Records contained in a dataset:
--- begin ---

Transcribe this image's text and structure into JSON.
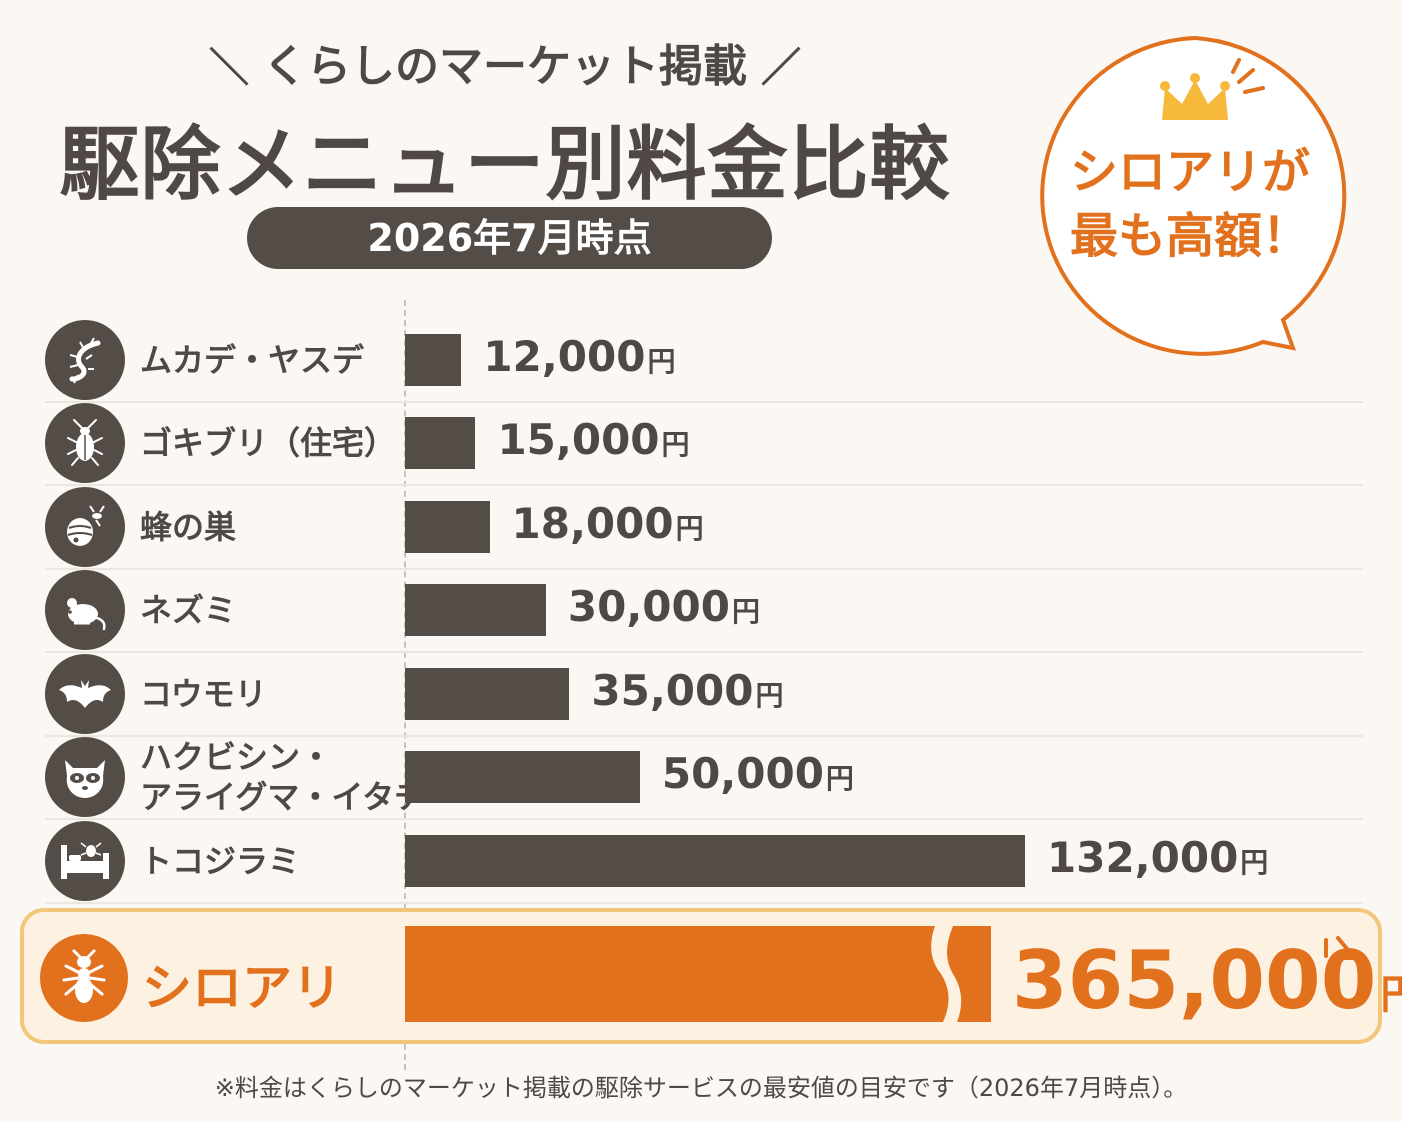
{
  "header": {
    "subtitle": "くらしのマーケット掲載",
    "title": "駆除メニュー別料金比較",
    "date": "2026年7月時点"
  },
  "callout": {
    "line1": "シロアリが",
    "line2": "最も高額！",
    "icon": "crown-icon"
  },
  "colors": {
    "bar": "#544c47",
    "highlight": "#e2711d",
    "highlight_bg": "#fdf1e2",
    "highlight_border": "#f3c77b",
    "crown": "#f6b93b"
  },
  "chart_data": {
    "type": "bar",
    "orientation": "horizontal",
    "categories": [
      "ムカデ・ヤスデ",
      "ゴキブリ（住宅）",
      "蜂の巣",
      "ネズミ",
      "コウモリ",
      "ハクビシン・アライグマ・イタチ",
      "トコジラミ",
      "シロアリ"
    ],
    "category_lines": [
      [
        "ムカデ・ヤスデ"
      ],
      [
        "ゴキブリ（住宅）"
      ],
      [
        "蜂の巣"
      ],
      [
        "ネズミ"
      ],
      [
        "コウモリ"
      ],
      [
        "ハクビシン・",
        "アライグマ・イタチ"
      ],
      [
        "トコジラミ"
      ],
      [
        "シロアリ"
      ]
    ],
    "values": [
      12000,
      15000,
      18000,
      30000,
      35000,
      50000,
      132000,
      365000
    ],
    "value_labels": [
      "12,000",
      "15,000",
      "18,000",
      "30,000",
      "35,000",
      "50,000",
      "132,000",
      "365,000"
    ],
    "unit": "円",
    "icons": [
      "centipede-icon",
      "cockroach-icon",
      "hornet-nest-icon",
      "mouse-icon",
      "bat-icon",
      "raccoon-icon",
      "bedbug-icon",
      "termite-icon"
    ],
    "highlight_index": 7,
    "broken_axis_index": 7,
    "xlim": [
      0,
      132000
    ]
  },
  "footnote": "※料金はくらしのマーケット掲載の駆除サービスの最安値の目安です（2026年7月時点）。"
}
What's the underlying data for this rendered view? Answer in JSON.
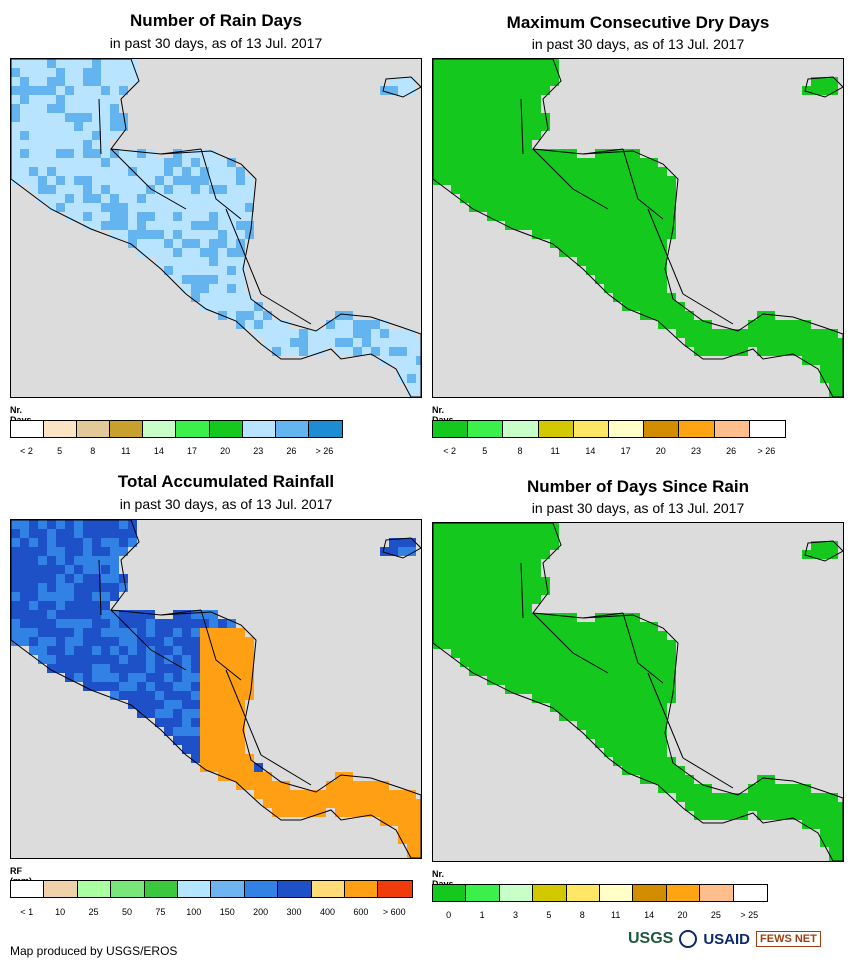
{
  "panels": [
    {
      "id": "rain-days",
      "title": "Number of Rain Days",
      "subtitle": "in past 30 days, as of 13 Jul. 2017",
      "legend_title": "Nr. Days",
      "legend_colors": [
        "#ffffff",
        "#fbe4c4",
        "#e3c898",
        "#c8a02e",
        "#c8ffc8",
        "#3cf04c",
        "#14c81e",
        "#b8e4ff",
        "#64b4f0",
        "#1e8cd2"
      ],
      "legend_labels": [
        "< 2",
        "5",
        "8",
        "11",
        "14",
        "17",
        "20",
        "23",
        "26",
        "> 26"
      ],
      "map_palette": [
        "#14c81e",
        "#3cf04c",
        "#b8e4ff",
        "#64b4f0",
        "#1e8cd2",
        "#e3c898",
        "#c8a02e"
      ]
    },
    {
      "id": "dry-days",
      "title": "Maximum Consecutive Dry Days",
      "subtitle": "in past 30 days, as of 13 Jul. 2017",
      "legend_title": "Nr. Days",
      "legend_colors": [
        "#14c81e",
        "#3cf04c",
        "#c8ffc8",
        "#d2c800",
        "#ffe664",
        "#ffffc8",
        "#d28c00",
        "#ffa514",
        "#ffbe8c",
        "#ffffff"
      ],
      "legend_labels": [
        "< 2",
        "5",
        "8",
        "11",
        "14",
        "17",
        "20",
        "23",
        "26",
        "> 26"
      ],
      "map_palette": [
        "#14c81e",
        "#3cf04c",
        "#c8ffc8",
        "#d2c800",
        "#ffe664"
      ]
    },
    {
      "id": "rainfall",
      "title": "Total Accumulated Rainfall",
      "subtitle": "in past 30 days, as of 13 Jul. 2017",
      "legend_title": "RF (mm)",
      "legend_colors": [
        "#ffffff",
        "#f0d2aa",
        "#aaffa0",
        "#78e678",
        "#3cc83c",
        "#b4e6ff",
        "#6eb4f0",
        "#3282e6",
        "#1e50c8",
        "#ffdc78",
        "#ffa014",
        "#f03c0a"
      ],
      "legend_labels": [
        "< 1",
        "10",
        "25",
        "50",
        "75",
        "100",
        "150",
        "200",
        "300",
        "400",
        "600",
        "> 600"
      ],
      "map_palette": [
        "#1e50c8",
        "#3282e6",
        "#6eb4f0",
        "#ffdc78",
        "#ffa014",
        "#f03c0a",
        "#b4e6ff"
      ]
    },
    {
      "id": "since-rain",
      "title": "Number of Days Since Rain",
      "subtitle": "in past 30 days, as of 13 Jul. 2017",
      "legend_title": "Nr. Days",
      "legend_colors": [
        "#14c81e",
        "#3cf04c",
        "#c8ffc8",
        "#d2c800",
        "#ffe664",
        "#ffffc8",
        "#d28c00",
        "#ffa514",
        "#ffbe8c",
        "#ffffff"
      ],
      "legend_labels": [
        "0",
        "1",
        "3",
        "5",
        "8",
        "11",
        "14",
        "20",
        "25",
        "> 25"
      ],
      "map_palette": [
        "#14c81e",
        "#14c81e",
        "#3cf04c",
        "#c8ffc8",
        "#ffe664"
      ]
    }
  ],
  "footer": {
    "credit": "Map produced by USGS/EROS",
    "logo_usgs": "USGS",
    "logo_usaid": "USAID",
    "logo_fews": "FEWS NET"
  }
}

--- end ---

Restate every record exactly, please; do not copy the pictures.

Transcribe this image's text and structure into JSON.
{
  "header": {
    "subtitle": "くらしのマーケット掲載",
    "title": "駆除メニュー別料金比較",
    "date": "2026年7月時点"
  },
  "callout": {
    "line1": "シロアリが",
    "line2": "最も高額！",
    "icon": "crown-icon"
  },
  "colors": {
    "bar": "#544c47",
    "highlight": "#e2711d",
    "highlight_bg": "#fdf1e2",
    "highlight_border": "#f3c77b",
    "crown": "#f6b93b"
  },
  "chart_data": {
    "type": "bar",
    "orientation": "horizontal",
    "categories": [
      "ムカデ・ヤスデ",
      "ゴキブリ（住宅）",
      "蜂の巣",
      "ネズミ",
      "コウモリ",
      "ハクビシン・アライグマ・イタチ",
      "トコジラミ",
      "シロアリ"
    ],
    "category_lines": [
      [
        "ムカデ・ヤスデ"
      ],
      [
        "ゴキブリ（住宅）"
      ],
      [
        "蜂の巣"
      ],
      [
        "ネズミ"
      ],
      [
        "コウモリ"
      ],
      [
        "ハクビシン・",
        "アライグマ・イタチ"
      ],
      [
        "トコジラミ"
      ],
      [
        "シロアリ"
      ]
    ],
    "values": [
      12000,
      15000,
      18000,
      30000,
      35000,
      50000,
      132000,
      365000
    ],
    "value_labels": [
      "12,000",
      "15,000",
      "18,000",
      "30,000",
      "35,000",
      "50,000",
      "132,000",
      "365,000"
    ],
    "unit": "円",
    "icons": [
      "centipede-icon",
      "cockroach-icon",
      "hornet-nest-icon",
      "mouse-icon",
      "bat-icon",
      "raccoon-icon",
      "bedbug-icon",
      "termite-icon"
    ],
    "highlight_index": 7,
    "broken_axis_index": 7,
    "xlim": [
      0,
      132000
    ]
  },
  "footnote": "※料金はくらしのマーケット掲載の駆除サービスの最安値の目安です（2026年7月時点）。"
}
What's the underlying data for this rendered view? Answer in JSON.
{
  "panels": [
    {
      "id": "rain-days",
      "title": "Number of Rain Days",
      "subtitle": "in past 30 days, as of 13 Jul. 2017",
      "legend_title": "Nr. Days",
      "legend_colors": [
        "#ffffff",
        "#fbe4c4",
        "#e3c898",
        "#c8a02e",
        "#c8ffc8",
        "#3cf04c",
        "#14c81e",
        "#b8e4ff",
        "#64b4f0",
        "#1e8cd2"
      ],
      "legend_labels": [
        "< 2",
        "5",
        "8",
        "11",
        "14",
        "17",
        "20",
        "23",
        "26",
        "> 26"
      ],
      "map_palette": [
        "#14c81e",
        "#3cf04c",
        "#b8e4ff",
        "#64b4f0",
        "#1e8cd2",
        "#e3c898",
        "#c8a02e"
      ]
    },
    {
      "id": "dry-days",
      "title": "Maximum Consecutive Dry Days",
      "subtitle": "in past 30 days, as of 13 Jul. 2017",
      "legend_title": "Nr. Days",
      "legend_colors": [
        "#14c81e",
        "#3cf04c",
        "#c8ffc8",
        "#d2c800",
        "#ffe664",
        "#ffffc8",
        "#d28c00",
        "#ffa514",
        "#ffbe8c",
        "#ffffff"
      ],
      "legend_labels": [
        "< 2",
        "5",
        "8",
        "11",
        "14",
        "17",
        "20",
        "23",
        "26",
        "> 26"
      ],
      "map_palette": [
        "#14c81e",
        "#3cf04c",
        "#c8ffc8",
        "#d2c800",
        "#ffe664"
      ]
    },
    {
      "id": "rainfall",
      "title": "Total Accumulated Rainfall",
      "subtitle": "in past 30 days, as of 13 Jul. 2017",
      "legend_title": "RF (mm)",
      "legend_colors": [
        "#ffffff",
        "#f0d2aa",
        "#aaffa0",
        "#78e678",
        "#3cc83c",
        "#b4e6ff",
        "#6eb4f0",
        "#3282e6",
        "#1e50c8",
        "#ffdc78",
        "#ffa014",
        "#f03c0a"
      ],
      "legend_labels": [
        "< 1",
        "10",
        "25",
        "50",
        "75",
        "100",
        "150",
        "200",
        "300",
        "400",
        "600",
        "> 600"
      ],
      "map_palette": [
        "#1e50c8",
        "#3282e6",
        "#6eb4f0",
        "#ffdc78",
        "#ffa014",
        "#f03c0a",
        "#b4e6ff"
      ]
    },
    {
      "id": "since-rain",
      "title": "Number of Days Since Rain",
      "subtitle": "in past 30 days, as of 13 Jul. 2017",
      "legend_title": "Nr. Days",
      "legend_colors": [
        "#14c81e",
        "#3cf04c",
        "#c8ffc8",
        "#d2c800",
        "#ffe664",
        "#ffffc8",
        "#d28c00",
        "#ffa514",
        "#ffbe8c",
        "#ffffff"
      ],
      "legend_labels": [
        "0",
        "1",
        "3",
        "5",
        "8",
        "11",
        "14",
        "20",
        "25",
        "> 25"
      ],
      "map_palette": [
        "#14c81e",
        "#14c81e",
        "#3cf04c",
        "#c8ffc8",
        "#ffe664"
      ]
    }
  ],
  "footer": {
    "credit": "Map produced by USGS/EROS",
    "logo_usgs": "USGS",
    "logo_usaid": "USAID",
    "logo_fews": "FEWS NET"
  }
}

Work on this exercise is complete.